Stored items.

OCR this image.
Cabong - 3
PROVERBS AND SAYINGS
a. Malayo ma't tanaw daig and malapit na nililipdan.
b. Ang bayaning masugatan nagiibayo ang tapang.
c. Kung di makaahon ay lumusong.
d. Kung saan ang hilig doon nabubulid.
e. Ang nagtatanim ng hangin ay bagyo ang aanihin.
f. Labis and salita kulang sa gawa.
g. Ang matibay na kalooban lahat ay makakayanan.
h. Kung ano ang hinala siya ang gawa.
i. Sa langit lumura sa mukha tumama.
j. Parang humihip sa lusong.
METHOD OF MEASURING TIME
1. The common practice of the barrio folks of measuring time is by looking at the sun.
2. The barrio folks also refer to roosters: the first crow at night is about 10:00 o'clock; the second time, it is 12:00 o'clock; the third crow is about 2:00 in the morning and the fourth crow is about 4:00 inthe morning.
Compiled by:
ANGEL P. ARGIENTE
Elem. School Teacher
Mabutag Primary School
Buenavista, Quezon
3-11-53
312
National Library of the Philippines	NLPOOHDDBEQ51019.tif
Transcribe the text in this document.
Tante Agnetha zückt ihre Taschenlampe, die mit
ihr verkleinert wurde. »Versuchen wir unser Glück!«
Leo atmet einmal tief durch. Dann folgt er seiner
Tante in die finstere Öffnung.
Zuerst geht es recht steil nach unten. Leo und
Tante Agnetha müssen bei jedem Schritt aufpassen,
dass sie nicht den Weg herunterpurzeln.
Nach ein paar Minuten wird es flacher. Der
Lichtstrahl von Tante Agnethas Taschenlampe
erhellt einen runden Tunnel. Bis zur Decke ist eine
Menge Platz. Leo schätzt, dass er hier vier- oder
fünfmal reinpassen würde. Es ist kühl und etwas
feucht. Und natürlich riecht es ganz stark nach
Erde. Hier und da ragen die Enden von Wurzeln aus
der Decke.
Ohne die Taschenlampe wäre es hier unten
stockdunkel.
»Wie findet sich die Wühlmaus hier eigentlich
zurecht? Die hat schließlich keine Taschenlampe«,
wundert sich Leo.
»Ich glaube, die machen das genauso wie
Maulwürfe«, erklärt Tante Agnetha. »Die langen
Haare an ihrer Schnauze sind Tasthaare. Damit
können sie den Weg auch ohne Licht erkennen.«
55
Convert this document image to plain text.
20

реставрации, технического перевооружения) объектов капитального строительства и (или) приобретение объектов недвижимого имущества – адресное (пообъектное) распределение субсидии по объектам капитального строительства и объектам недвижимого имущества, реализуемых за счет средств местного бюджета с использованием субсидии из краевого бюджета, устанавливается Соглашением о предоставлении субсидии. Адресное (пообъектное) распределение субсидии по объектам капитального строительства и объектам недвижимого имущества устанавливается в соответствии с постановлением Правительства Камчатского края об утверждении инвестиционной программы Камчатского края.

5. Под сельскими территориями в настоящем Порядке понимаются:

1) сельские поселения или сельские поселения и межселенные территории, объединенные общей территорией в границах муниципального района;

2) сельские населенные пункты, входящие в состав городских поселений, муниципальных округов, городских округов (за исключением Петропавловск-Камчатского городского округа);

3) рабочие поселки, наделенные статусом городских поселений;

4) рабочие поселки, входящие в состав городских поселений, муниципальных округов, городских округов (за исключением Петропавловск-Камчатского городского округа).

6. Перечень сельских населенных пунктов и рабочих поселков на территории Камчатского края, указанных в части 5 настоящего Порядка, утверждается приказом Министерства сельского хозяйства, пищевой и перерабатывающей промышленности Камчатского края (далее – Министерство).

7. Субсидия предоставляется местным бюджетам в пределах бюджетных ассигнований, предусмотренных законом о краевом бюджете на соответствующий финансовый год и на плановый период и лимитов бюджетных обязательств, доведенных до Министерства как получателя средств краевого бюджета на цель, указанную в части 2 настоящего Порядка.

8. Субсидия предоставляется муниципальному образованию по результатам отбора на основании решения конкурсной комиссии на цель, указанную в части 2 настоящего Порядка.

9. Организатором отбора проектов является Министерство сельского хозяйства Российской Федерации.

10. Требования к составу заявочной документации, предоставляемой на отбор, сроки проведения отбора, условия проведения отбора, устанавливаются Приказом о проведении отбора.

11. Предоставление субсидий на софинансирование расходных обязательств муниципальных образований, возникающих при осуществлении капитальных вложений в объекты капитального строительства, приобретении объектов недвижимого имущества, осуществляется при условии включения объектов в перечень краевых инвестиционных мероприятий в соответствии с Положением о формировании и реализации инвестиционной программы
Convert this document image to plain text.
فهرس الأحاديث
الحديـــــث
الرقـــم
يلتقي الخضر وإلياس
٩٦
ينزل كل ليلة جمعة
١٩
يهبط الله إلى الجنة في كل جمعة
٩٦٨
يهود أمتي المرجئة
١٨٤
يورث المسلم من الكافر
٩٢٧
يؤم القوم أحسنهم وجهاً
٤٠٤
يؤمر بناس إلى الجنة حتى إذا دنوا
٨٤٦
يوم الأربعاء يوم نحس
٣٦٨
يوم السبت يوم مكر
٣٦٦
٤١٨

GIVEN PROBLEM. Repeat the material above in full, keeping every word.

SOLUTION TO THIS EXERCISE.
OCR this image.
Cabong - 3
PROVERBS AND SAYINGS
a. Malayo ma't tanaw daig and malapit na nililipdan.
b. Ang bayaning masugatan nagiibayo ang tapang.
c. Kung di makaahon ay lumusong.
d. Kung saan ang hilig doon nabubulid.
e. Ang nagtatanim ng hangin ay bagyo ang aanihin.
f. Labis and salita kulang sa gawa.
g. Ang matibay na kalooban lahat ay makakayanan.
h. Kung ano ang hinala siya ang gawa.
i. Sa langit lumura sa mukha tumama.
j. Parang humihip sa lusong.
METHOD OF MEASURING TIME
1. The common practice of the barrio folks of measuring time is by looking at the sun.
2. The barrio folks also refer to roosters: the first crow at night is about 10:00 o'clock; the second time, it is 12:00 o'clock; the third crow is about 2:00 in the morning and the fourth crow is about 4:00 inthe morning.
Compiled by:
ANGEL P. ARGIENTE
Elem. School Teacher
Mabutag Primary School
Buenavista, Quezon
3-11-53
312
National Library of the Philippines	NLPOOHDDBEQ51019.tif
Transcribe the text in this document.
Tante Agnetha zückt ihre Taschenlampe, die mit
ihr verkleinert wurde. »Versuchen wir unser Glück!«
Leo atmet einmal tief durch. Dann folgt er seiner
Tante in die finstere Öffnung.
Zuerst geht es recht steil nach unten. Leo und
Tante Agnetha müssen bei jedem Schritt aufpassen,
dass sie nicht den Weg herunterpurzeln.
Nach ein paar Minuten wird es flacher. Der
Lichtstrahl von Tante Agnethas Taschenlampe
erhellt einen runden Tunnel. Bis zur Decke ist eine
Menge Platz. Leo schätzt, dass er hier vier- oder
fünfmal reinpassen würde. Es ist kühl und etwas
feucht. Und natürlich riecht es ganz stark nach
Erde. Hier und da ragen die Enden von Wurzeln aus
der Decke.
Ohne die Taschenlampe wäre es hier unten
stockdunkel.
»Wie findet sich die Wühlmaus hier eigentlich
zurecht? Die hat schließlich keine Taschenlampe«,
wundert sich Leo.
»Ich glaube, die machen das genauso wie
Maulwürfe«, erklärt Tante Agnetha. »Die langen
Haare an ihrer Schnauze sind Tasthaare. Damit
können sie den Weg auch ohne Licht erkennen.«
55
Convert this document image to plain text.
20

реставрации, технического перевооружения) объектов капитального строительства и (или) приобретение объектов недвижимого имущества – адресное (пообъектное) распределение субсидии по объектам капитального строительства и объектам недвижимого имущества, реализуемых за счет средств местного бюджета с использованием субсидии из краевого бюджета, устанавливается Соглашением о предоставлении субсидии. Адресное (пообъектное) распределение субсидии по объектам капитального строительства и объектам недвижимого имущества устанавливается в соответствии с постановлением Правительства Камчатского края об утверждении инвестиционной программы Камчатского края.

5. Под сельскими территориями в настоящем Порядке понимаются:

1) сельские поселения или сельские поселения и межселенные территории, объединенные общей территорией в границах муниципального района;

2) сельские населенные пункты, входящие в состав городских поселений, муниципальных округов, городских округов (за исключением Петропавловск-Камчатского городского округа);

3) рабочие поселки, наделенные статусом городских поселений;

4) рабочие поселки, входящие в состав городских поселений, муниципальных округов, городских округов (за исключением Петропавловск-Камчатского городского округа).

6. Перечень сельских населенных пунктов и рабочих поселков на территории Камчатского края, указанных в части 5 настоящего Порядка, утверждается приказом Министерства сельского хозяйства, пищевой и перерабатывающей промышленности Камчатского края (далее – Министерство).

7. Субсидия предоставляется местным бюджетам в пределах бюджетных ассигнований, предусмотренных законом о краевом бюджете на соответствующий финансовый год и на плановый период и лимитов бюджетных обязательств, доведенных до Министерства как получателя средств краевого бюджета на цель, указанную в части 2 настоящего Порядка.

8. Субсидия предоставляется муниципальному образованию по результатам отбора на основании решения конкурсной комиссии на цель, указанную в части 2 настоящего Порядка.

9. Организатором отбора проектов является Министерство сельского хозяйства Российской Федерации.

10. Требования к составу заявочной документации, предоставляемой на отбор, сроки проведения отбора, условия проведения отбора, устанавливаются Приказом о проведении отбора.

11. Предоставление субсидий на софинансирование расходных обязательств муниципальных образований, возникающих при осуществлении капитальных вложений в объекты капитального строительства, приобретении объектов недвижимого имущества, осуществляется при условии включения объектов в перечень краевых инвестиционных мероприятий в соответствии с Положением о формировании и реализации инвестиционной программы
Convert this document image to plain text.
فهرس الأحاديث
الحديـــــث
الرقـــم
يلتقي الخضر وإلياس
٩٦
ينزل كل ليلة جمعة
١٩
يهبط الله إلى الجنة في كل جمعة
٩٦٨
يهود أمتي المرجئة
١٨٤
يورث المسلم من الكافر
٩٢٧
يؤم القوم أحسنهم وجهاً
٤٠٤
يؤمر بناس إلى الجنة حتى إذا دنوا
٨٤٦
يوم الأربعاء يوم نحس
٣٦٨
يوم السبت يوم مكر
٣٦٦
٤١٨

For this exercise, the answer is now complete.